▶ **Rows**:
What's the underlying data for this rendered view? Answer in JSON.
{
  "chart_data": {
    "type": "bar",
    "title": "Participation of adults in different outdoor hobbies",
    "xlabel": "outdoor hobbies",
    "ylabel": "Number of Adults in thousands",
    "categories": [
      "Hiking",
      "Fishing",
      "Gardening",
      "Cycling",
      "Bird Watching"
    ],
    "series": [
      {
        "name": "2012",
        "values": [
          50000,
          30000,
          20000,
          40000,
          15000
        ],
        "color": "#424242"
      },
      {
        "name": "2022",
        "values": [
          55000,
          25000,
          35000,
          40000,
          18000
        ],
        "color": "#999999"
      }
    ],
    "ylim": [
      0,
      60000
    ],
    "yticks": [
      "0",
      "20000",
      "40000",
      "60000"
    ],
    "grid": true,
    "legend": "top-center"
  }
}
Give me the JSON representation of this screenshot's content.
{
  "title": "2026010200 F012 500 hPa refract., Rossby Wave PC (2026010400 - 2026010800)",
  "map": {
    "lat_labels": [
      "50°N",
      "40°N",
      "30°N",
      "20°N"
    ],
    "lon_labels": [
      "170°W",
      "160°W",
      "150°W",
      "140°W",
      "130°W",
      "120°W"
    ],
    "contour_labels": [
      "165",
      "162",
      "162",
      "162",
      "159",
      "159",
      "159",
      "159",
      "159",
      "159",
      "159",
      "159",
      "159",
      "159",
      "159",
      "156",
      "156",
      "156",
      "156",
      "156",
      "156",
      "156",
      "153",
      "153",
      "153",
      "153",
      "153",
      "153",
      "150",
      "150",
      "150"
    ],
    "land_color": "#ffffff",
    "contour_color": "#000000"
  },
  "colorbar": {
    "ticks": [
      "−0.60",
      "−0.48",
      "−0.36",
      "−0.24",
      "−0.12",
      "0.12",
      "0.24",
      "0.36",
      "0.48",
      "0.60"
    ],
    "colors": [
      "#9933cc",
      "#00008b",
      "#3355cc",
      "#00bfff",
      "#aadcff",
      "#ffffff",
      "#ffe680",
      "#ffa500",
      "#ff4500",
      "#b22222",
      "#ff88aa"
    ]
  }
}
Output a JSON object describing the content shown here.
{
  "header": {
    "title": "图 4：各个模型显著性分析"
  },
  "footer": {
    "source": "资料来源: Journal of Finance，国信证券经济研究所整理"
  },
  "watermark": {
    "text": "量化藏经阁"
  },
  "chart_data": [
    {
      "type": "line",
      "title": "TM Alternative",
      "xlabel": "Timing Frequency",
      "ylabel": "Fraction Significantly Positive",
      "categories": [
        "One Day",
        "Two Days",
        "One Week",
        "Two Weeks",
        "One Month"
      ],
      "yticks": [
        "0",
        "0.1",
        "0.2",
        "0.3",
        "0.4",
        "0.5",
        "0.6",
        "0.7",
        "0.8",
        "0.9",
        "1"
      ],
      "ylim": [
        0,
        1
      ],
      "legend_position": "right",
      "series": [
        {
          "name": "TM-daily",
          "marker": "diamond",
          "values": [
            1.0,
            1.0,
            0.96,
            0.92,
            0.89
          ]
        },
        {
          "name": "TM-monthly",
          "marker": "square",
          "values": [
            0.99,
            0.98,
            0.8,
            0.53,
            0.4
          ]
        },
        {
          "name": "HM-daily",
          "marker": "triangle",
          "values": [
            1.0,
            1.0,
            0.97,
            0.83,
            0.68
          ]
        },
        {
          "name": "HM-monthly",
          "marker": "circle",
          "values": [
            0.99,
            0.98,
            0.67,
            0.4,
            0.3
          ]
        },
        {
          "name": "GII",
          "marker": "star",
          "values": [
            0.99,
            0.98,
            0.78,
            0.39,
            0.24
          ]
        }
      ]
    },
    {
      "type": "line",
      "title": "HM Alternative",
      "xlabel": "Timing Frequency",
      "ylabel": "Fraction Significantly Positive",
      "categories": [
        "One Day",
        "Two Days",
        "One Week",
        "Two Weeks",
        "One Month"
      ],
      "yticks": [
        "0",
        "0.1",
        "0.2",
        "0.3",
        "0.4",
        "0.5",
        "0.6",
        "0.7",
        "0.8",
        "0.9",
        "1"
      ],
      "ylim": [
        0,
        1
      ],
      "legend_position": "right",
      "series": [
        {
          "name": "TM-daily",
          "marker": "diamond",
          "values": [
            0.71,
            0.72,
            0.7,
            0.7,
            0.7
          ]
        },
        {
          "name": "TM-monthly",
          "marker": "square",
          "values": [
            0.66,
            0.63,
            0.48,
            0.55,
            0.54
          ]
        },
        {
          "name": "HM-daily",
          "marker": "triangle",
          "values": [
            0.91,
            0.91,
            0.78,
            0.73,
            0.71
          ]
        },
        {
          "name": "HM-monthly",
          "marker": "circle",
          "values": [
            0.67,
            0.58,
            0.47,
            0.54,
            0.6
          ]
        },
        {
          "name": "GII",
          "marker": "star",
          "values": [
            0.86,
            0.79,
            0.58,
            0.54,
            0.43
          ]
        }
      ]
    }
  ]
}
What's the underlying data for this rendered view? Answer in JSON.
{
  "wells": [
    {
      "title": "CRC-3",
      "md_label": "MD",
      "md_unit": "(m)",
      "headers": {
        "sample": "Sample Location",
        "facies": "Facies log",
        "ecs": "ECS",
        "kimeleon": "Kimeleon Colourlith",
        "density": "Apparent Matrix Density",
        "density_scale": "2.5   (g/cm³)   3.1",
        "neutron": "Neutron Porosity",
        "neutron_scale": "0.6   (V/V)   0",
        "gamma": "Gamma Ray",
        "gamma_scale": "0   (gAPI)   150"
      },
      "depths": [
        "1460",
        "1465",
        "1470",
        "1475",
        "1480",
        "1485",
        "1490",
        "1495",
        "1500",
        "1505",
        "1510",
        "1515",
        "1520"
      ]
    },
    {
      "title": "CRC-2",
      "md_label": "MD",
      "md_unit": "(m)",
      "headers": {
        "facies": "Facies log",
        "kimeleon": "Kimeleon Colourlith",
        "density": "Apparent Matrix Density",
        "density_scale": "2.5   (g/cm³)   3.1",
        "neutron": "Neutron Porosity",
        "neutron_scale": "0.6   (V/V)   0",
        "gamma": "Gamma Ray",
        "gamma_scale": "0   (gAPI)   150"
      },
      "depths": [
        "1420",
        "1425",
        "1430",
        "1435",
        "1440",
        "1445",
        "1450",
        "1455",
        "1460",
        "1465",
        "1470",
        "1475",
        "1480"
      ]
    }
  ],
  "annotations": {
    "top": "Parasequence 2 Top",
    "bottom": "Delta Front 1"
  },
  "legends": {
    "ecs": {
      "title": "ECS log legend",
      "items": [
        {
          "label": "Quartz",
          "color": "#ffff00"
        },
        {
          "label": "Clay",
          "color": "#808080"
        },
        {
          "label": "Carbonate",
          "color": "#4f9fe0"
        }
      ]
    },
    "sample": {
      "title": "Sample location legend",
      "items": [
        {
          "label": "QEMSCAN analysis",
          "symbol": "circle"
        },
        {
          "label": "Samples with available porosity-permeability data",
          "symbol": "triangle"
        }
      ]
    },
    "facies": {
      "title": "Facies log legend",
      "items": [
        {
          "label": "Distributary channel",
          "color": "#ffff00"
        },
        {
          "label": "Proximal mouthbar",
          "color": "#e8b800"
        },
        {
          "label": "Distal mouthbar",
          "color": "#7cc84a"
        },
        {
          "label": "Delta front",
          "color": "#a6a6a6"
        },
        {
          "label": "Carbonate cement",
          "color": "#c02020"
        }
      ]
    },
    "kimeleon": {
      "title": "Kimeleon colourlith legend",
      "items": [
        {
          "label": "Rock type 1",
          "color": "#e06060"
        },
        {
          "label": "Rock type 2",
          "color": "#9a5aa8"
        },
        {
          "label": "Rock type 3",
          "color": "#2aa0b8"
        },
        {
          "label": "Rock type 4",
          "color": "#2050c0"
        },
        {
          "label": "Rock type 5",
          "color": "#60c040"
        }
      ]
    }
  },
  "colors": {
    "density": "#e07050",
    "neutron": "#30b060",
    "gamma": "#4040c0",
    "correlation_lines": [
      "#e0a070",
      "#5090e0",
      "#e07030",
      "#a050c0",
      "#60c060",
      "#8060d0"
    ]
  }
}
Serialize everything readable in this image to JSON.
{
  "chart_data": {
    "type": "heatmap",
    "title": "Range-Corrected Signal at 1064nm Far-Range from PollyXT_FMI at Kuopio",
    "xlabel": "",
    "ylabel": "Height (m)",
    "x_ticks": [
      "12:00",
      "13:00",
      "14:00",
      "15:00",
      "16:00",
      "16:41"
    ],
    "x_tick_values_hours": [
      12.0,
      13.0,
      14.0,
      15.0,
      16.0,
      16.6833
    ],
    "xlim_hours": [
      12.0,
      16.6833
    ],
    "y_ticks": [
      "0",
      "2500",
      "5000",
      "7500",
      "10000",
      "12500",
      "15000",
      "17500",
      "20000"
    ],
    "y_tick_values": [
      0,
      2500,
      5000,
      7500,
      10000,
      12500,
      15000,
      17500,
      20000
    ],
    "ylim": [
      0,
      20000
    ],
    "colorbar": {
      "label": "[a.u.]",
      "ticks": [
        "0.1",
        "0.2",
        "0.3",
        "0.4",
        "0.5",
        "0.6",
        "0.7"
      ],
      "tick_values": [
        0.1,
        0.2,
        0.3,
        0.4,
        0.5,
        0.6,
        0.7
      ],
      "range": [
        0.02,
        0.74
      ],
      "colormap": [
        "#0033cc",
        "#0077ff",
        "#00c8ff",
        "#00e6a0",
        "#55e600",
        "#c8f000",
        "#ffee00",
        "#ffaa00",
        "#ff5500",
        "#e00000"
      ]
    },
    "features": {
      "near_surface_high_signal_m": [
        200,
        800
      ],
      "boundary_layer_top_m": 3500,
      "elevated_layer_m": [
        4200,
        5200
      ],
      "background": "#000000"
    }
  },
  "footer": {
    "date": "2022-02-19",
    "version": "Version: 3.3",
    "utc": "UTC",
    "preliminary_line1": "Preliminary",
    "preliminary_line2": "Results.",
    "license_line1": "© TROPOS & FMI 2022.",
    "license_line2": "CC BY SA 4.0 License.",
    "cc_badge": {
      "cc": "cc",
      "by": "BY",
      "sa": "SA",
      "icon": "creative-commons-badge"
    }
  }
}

▶ **Directions**: Spot every line that holds "hobbies" and copy it.

▶ **Solution to this task**:
    "title": "Participation of adults in different outdoor hobbies",
    "xlabel": "outdoor hobbies",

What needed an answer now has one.